Only the lines holding the string "surplus" are needed. Copy each one.

Dataset entries |

===============

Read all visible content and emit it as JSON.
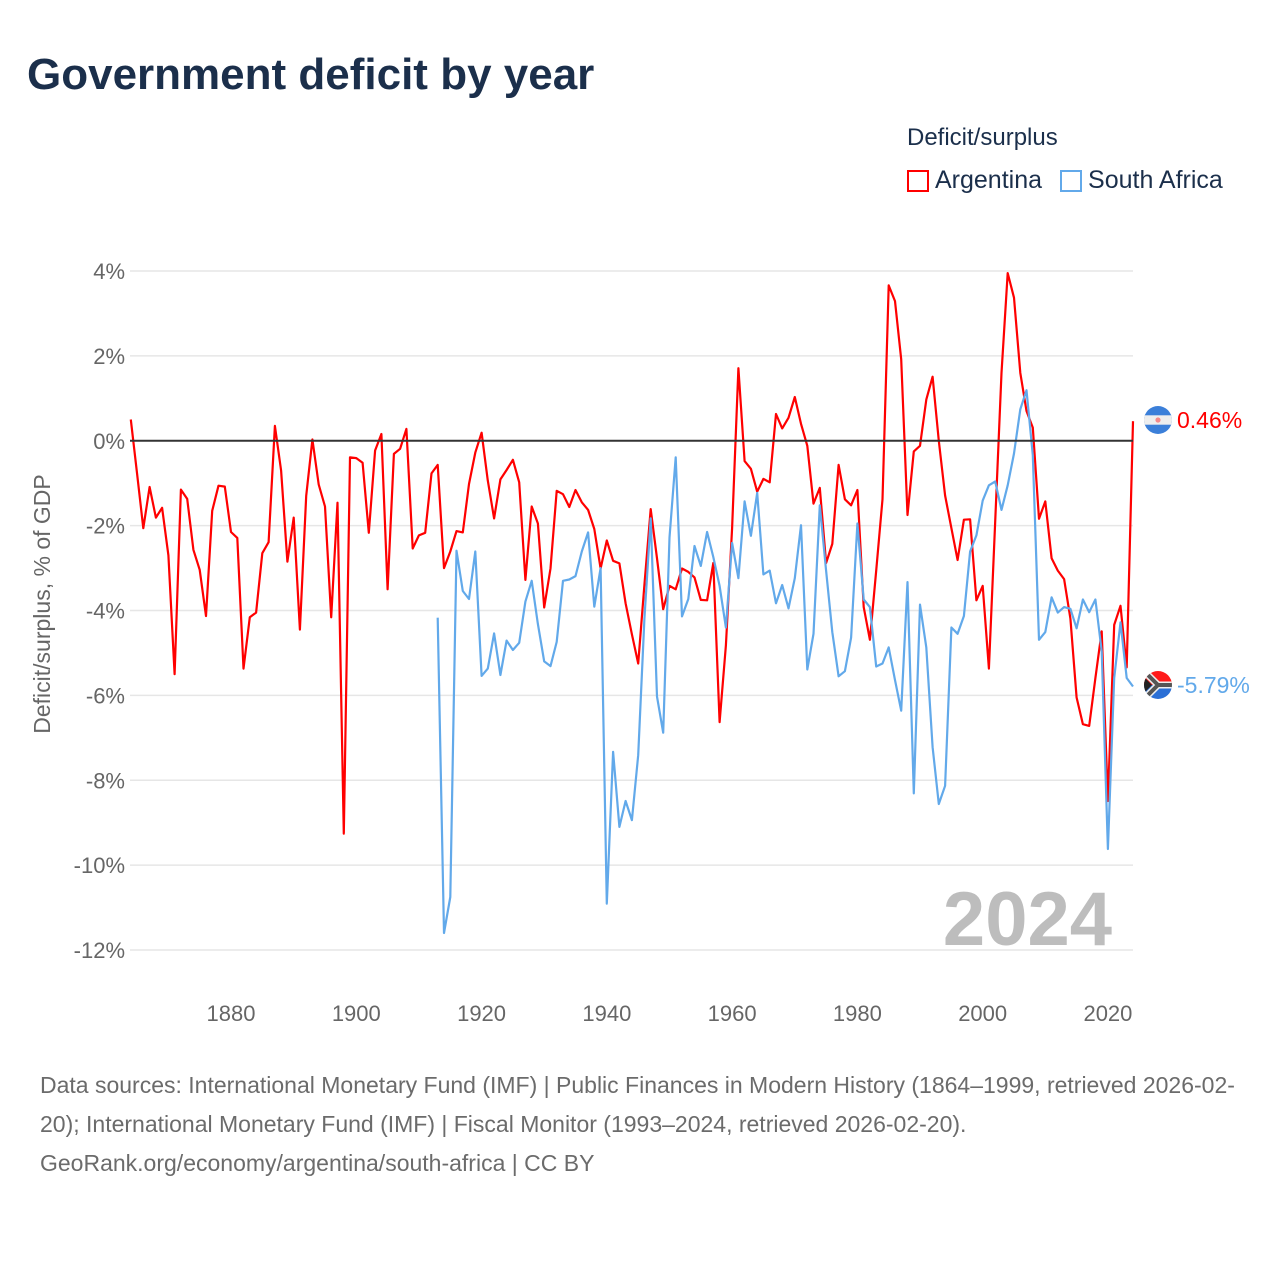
{
  "title": "Government deficit by year",
  "legend": {
    "title": "Deficit/surplus",
    "items": [
      {
        "name": "Argentina",
        "color": "#ff0000"
      },
      {
        "name": "South Africa",
        "color": "#62a9ea"
      }
    ]
  },
  "footer": {
    "sources": "Data sources: International Monetary Fund (IMF) | Public Finances in Modern History (1864–1999, retrieved 2026-02-20); International Monetary Fund (IMF) | Fiscal Monitor (1993–2024, retrieved 2026-02-20).",
    "credit": "GeoRank.org/economy/argentina/south-africa | CC BY"
  },
  "chart_data": {
    "type": "line",
    "title": "Government deficit by year",
    "xlabel": "",
    "ylabel": "Deficit/surplus, % of GDP",
    "xlim": [
      1864,
      2024
    ],
    "ylim": [
      -12,
      4
    ],
    "x_ticks": [
      1880,
      1900,
      1920,
      1940,
      1960,
      1980,
      2000,
      2020
    ],
    "y_ticks": [
      4,
      2,
      0,
      -2,
      -4,
      -6,
      -8,
      -10,
      -12
    ],
    "y_tick_labels": [
      "4%",
      "2%",
      "0%",
      "-2%",
      "-4%",
      "-6%",
      "-8%",
      "-10%",
      "-12%"
    ],
    "x_tick_labels": [
      "1880",
      "1900",
      "1920",
      "1940",
      "1960",
      "1980",
      "2000",
      "2020"
    ],
    "grid": true,
    "legend_position": "top-right",
    "year_watermark": "2024",
    "series": [
      {
        "name": "Argentina",
        "color": "#ff0000",
        "end_label": "0.46%",
        "start_year": 1864,
        "values": [
          0.5,
          -0.78,
          -2.06,
          -1.09,
          -1.81,
          -1.58,
          -2.7,
          -5.5,
          -1.15,
          -1.37,
          -2.57,
          -3.04,
          -4.13,
          -1.65,
          -1.06,
          -1.08,
          -2.15,
          -2.29,
          -5.37,
          -4.16,
          -4.05,
          -2.65,
          -2.39,
          0.35,
          -0.7,
          -2.85,
          -1.81,
          -4.45,
          -1.3,
          0.03,
          -1.03,
          -1.55,
          -4.16,
          -1.46,
          -9.26,
          -0.39,
          -0.41,
          -0.52,
          -2.17,
          -0.23,
          0.16,
          -3.5,
          -0.31,
          -0.19,
          0.28,
          -2.54,
          -2.23,
          -2.17,
          -0.77,
          -0.57,
          -3.0,
          -2.61,
          -2.13,
          -2.16,
          -1.02,
          -0.28,
          0.19,
          -0.94,
          -1.83,
          -0.91,
          -0.69,
          -0.45,
          -0.98,
          -3.28,
          -1.55,
          -1.95,
          -3.93,
          -3.01,
          -1.18,
          -1.26,
          -1.56,
          -1.16,
          -1.45,
          -1.63,
          -2.08,
          -3.01,
          -2.35,
          -2.83,
          -2.89,
          -3.83,
          -4.56,
          -5.25,
          -3.4,
          -1.61,
          -2.77,
          -3.97,
          -3.42,
          -3.5,
          -3.01,
          -3.09,
          -3.22,
          -3.75,
          -3.76,
          -2.88,
          -6.63,
          -4.82,
          -2.06,
          1.71,
          -0.48,
          -0.66,
          -1.2,
          -0.9,
          -0.98,
          0.63,
          0.29,
          0.54,
          1.03,
          0.4,
          -0.12,
          -1.48,
          -1.11,
          -2.88,
          -2.43,
          -0.57,
          -1.38,
          -1.52,
          -1.16,
          -3.92,
          -4.69,
          -3.06,
          -1.38,
          3.66,
          3.29,
          1.92,
          -1.75,
          -0.25,
          -0.12,
          0.97,
          1.51,
          0.0,
          -1.29,
          -2.06,
          -2.81,
          -1.86,
          -1.85,
          -3.76,
          -3.42,
          -5.37,
          -1.9,
          1.6,
          3.95,
          3.37,
          1.6,
          0.7,
          0.31,
          -1.84,
          -1.43,
          -2.77,
          -3.06,
          -3.26,
          -4.19,
          -6.05,
          -6.68,
          -6.72,
          -5.59,
          -4.49,
          -8.49,
          -4.34,
          -3.89,
          -5.34,
          0.46
        ]
      },
      {
        "name": "South Africa",
        "color": "#62a9ea",
        "end_label": "-5.79%",
        "start_year": 1913,
        "values": [
          -4.17,
          -11.6,
          -10.75,
          -2.59,
          -3.54,
          -3.73,
          -2.61,
          -5.54,
          -5.37,
          -4.54,
          -5.52,
          -4.71,
          -4.93,
          -4.76,
          -3.79,
          -3.3,
          -4.32,
          -5.2,
          -5.31,
          -4.74,
          -3.3,
          -3.27,
          -3.19,
          -2.61,
          -2.16,
          -3.91,
          -3.0,
          -10.91,
          -7.33,
          -9.1,
          -8.49,
          -8.94,
          -7.41,
          -4.2,
          -1.83,
          -6.03,
          -6.88,
          -2.28,
          -0.39,
          -4.14,
          -3.73,
          -2.48,
          -2.95,
          -2.15,
          -2.74,
          -3.42,
          -4.4,
          -2.41,
          -3.24,
          -1.43,
          -2.24,
          -1.23,
          -3.15,
          -3.06,
          -3.83,
          -3.4,
          -3.95,
          -3.24,
          -1.99,
          -5.39,
          -4.55,
          -1.52,
          -3.06,
          -4.51,
          -5.55,
          -5.43,
          -4.64,
          -1.95,
          -3.74,
          -3.92,
          -5.32,
          -5.25,
          -4.87,
          -5.64,
          -6.36,
          -3.33,
          -8.31,
          -3.86,
          -4.87,
          -7.22,
          -8.56,
          -8.13,
          -4.4,
          -4.55,
          -4.13,
          -2.61,
          -2.23,
          -1.41,
          -1.05,
          -0.96,
          -1.63,
          -1.05,
          -0.3,
          0.74,
          1.19,
          -0.34,
          -4.69,
          -4.51,
          -3.69,
          -4.05,
          -3.92,
          -3.96,
          -4.42,
          -3.74,
          -4.04,
          -3.74,
          -4.96,
          -9.62,
          -5.59,
          -4.28,
          -5.59,
          -5.79
        ]
      }
    ]
  }
}
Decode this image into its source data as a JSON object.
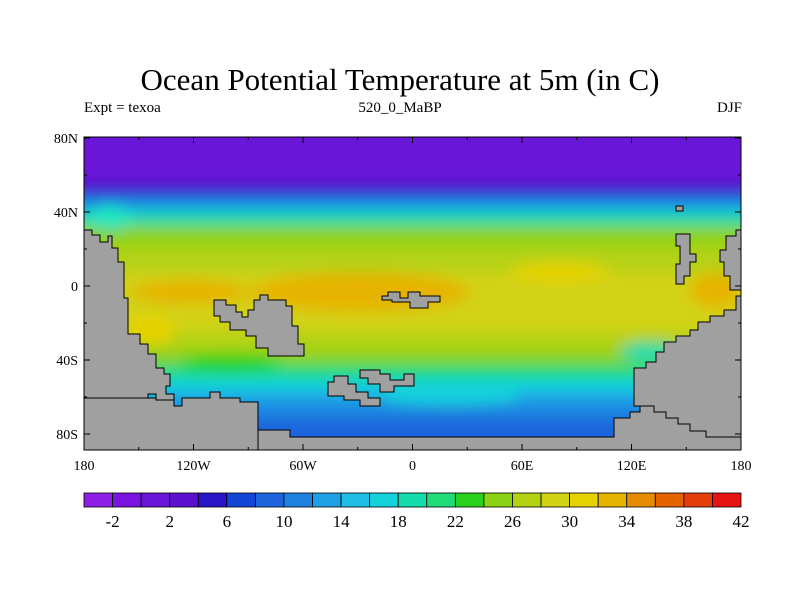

===============

Solution to the exercise |
    "title": "Deficit/surplus",
    "ylabel": "Deficit/surplus, % of GDP",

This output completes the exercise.